What is asked: Look through the records below, count the lines with the word "words", and reply with only the number.

Rows:
════

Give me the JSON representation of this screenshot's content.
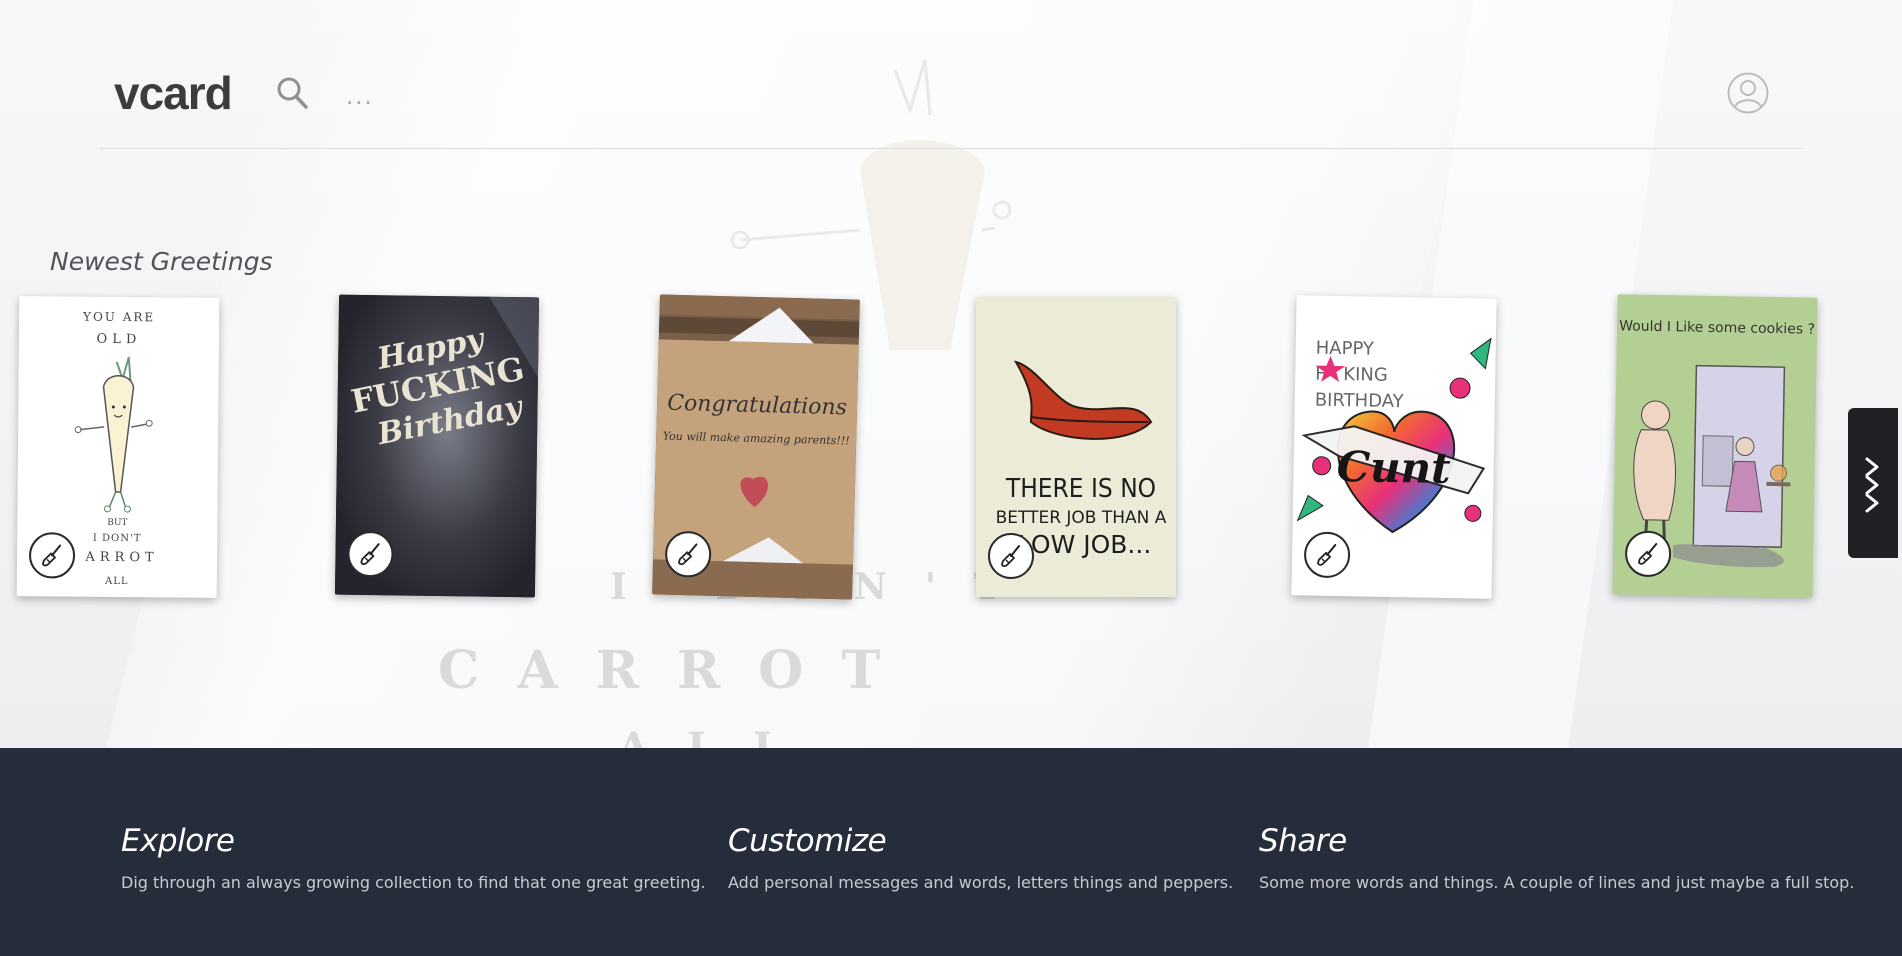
{
  "header": {
    "logo": "vcard",
    "more_label": "...",
    "icons": {
      "search": "search-icon",
      "user": "user-circle-icon"
    }
  },
  "background_art": {
    "lines": [
      "I DON'T",
      "CARROT",
      "ALL"
    ]
  },
  "gallery": {
    "title": "Newest Greetings",
    "cards": [
      {
        "name": "carrot-card",
        "lines": [
          "YOU ARE",
          "OLD",
          "BUT",
          "I DON'T",
          "ARROT",
          "ALL"
        ]
      },
      {
        "name": "happy-birthday-dark-card",
        "lines": [
          "Happy",
          "FUCKING",
          "Birthday"
        ]
      },
      {
        "name": "congratulations-kraft-card",
        "lines": [
          "Congratulations",
          "You will make amazing parents!!!"
        ]
      },
      {
        "name": "lips-card",
        "lines": [
          "THERE IS NO",
          "BETTER JOB THAN A",
          "BLOW JOB..."
        ]
      },
      {
        "name": "tattoo-heart-card",
        "lines": [
          "HAPPY",
          "F",
          "KING",
          "BIRTHDAY",
          "Cunt"
        ]
      },
      {
        "name": "cookies-cartoon-card",
        "lines": [
          "Would I Like some cookies ?"
        ]
      }
    ],
    "customize_icon": "paintbrush-icon",
    "next_icon": "triple-chevron-right-icon"
  },
  "footer": {
    "features": [
      {
        "title": "Explore",
        "text": "Dig through an always growing collection to find that one great greeting."
      },
      {
        "title": "Customize",
        "text": "Add personal messages and words, letters things and peppers."
      },
      {
        "title": "Share",
        "text": "Some more words and things. A couple of lines and just maybe a full stop."
      }
    ]
  },
  "colors": {
    "footer_bg": "#262d3a",
    "next_button_bg": "#1f2124",
    "logo": "#3c3c3c"
  }
}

════

Response to the task: 2